● Task directions
Hunt for the word "JSON" across the entries below, copying each line that holds it.

● Given records
****************************************

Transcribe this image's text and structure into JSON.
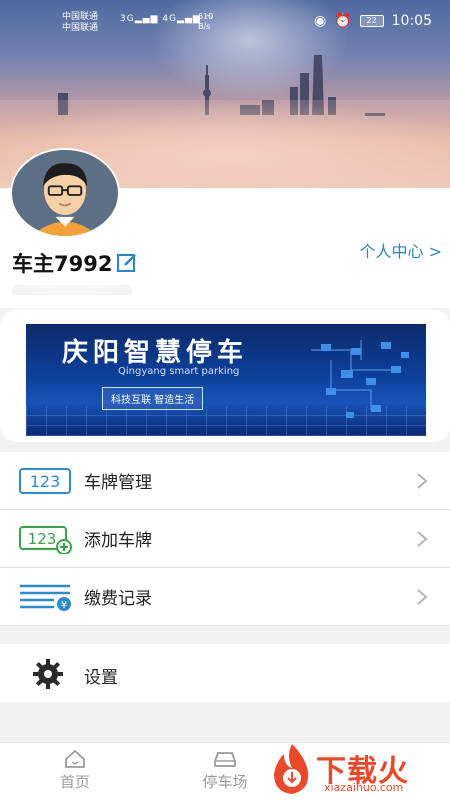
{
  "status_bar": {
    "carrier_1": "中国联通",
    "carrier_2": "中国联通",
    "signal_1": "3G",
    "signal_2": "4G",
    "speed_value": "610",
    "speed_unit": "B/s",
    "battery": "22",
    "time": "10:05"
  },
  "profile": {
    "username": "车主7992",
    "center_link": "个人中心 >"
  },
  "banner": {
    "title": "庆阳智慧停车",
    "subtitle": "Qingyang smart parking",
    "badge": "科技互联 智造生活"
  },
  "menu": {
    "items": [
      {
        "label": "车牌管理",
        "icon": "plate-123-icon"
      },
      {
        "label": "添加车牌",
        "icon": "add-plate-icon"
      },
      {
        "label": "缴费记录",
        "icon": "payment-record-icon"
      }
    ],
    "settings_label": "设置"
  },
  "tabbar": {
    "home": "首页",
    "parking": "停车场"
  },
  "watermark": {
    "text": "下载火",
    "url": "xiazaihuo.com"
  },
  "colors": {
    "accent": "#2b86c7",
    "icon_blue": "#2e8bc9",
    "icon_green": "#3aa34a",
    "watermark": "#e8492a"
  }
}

****************************************

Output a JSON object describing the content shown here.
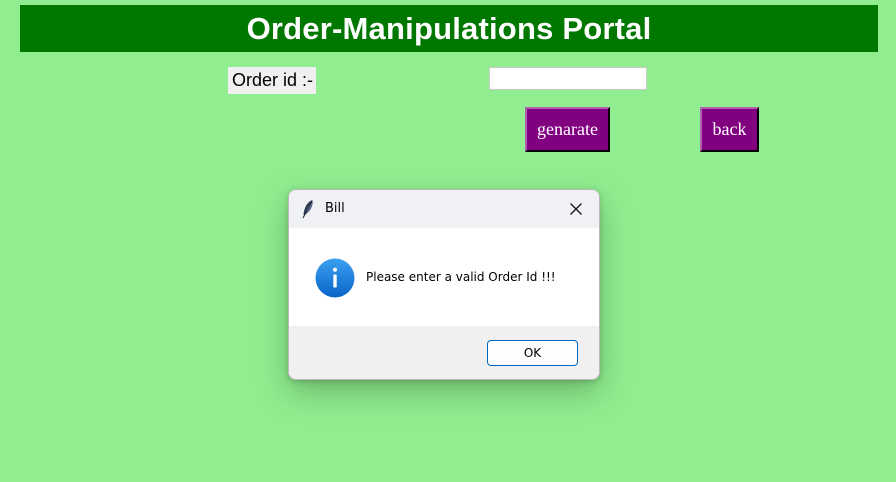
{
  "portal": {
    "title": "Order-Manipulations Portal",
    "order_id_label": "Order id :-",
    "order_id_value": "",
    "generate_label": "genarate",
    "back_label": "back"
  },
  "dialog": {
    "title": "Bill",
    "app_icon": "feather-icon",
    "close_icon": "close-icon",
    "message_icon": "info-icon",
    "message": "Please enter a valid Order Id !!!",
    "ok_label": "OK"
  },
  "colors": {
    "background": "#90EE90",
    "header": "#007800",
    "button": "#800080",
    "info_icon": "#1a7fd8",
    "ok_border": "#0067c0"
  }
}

****************************************

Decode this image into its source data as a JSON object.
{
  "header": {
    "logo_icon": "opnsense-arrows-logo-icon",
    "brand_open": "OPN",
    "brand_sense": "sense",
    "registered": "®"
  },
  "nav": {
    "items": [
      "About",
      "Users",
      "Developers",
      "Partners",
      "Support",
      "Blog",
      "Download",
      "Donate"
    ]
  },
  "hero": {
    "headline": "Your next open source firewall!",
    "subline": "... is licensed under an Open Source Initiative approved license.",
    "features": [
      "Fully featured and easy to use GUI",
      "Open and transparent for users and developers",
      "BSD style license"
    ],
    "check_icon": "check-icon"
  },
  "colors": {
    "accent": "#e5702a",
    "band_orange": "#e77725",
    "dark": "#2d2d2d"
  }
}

****************************************

● Task solution
Transcribe this image's text and structure into JSON.
Output a JSON object describing the content shown here.
Decode this image into its source data as a JSON object.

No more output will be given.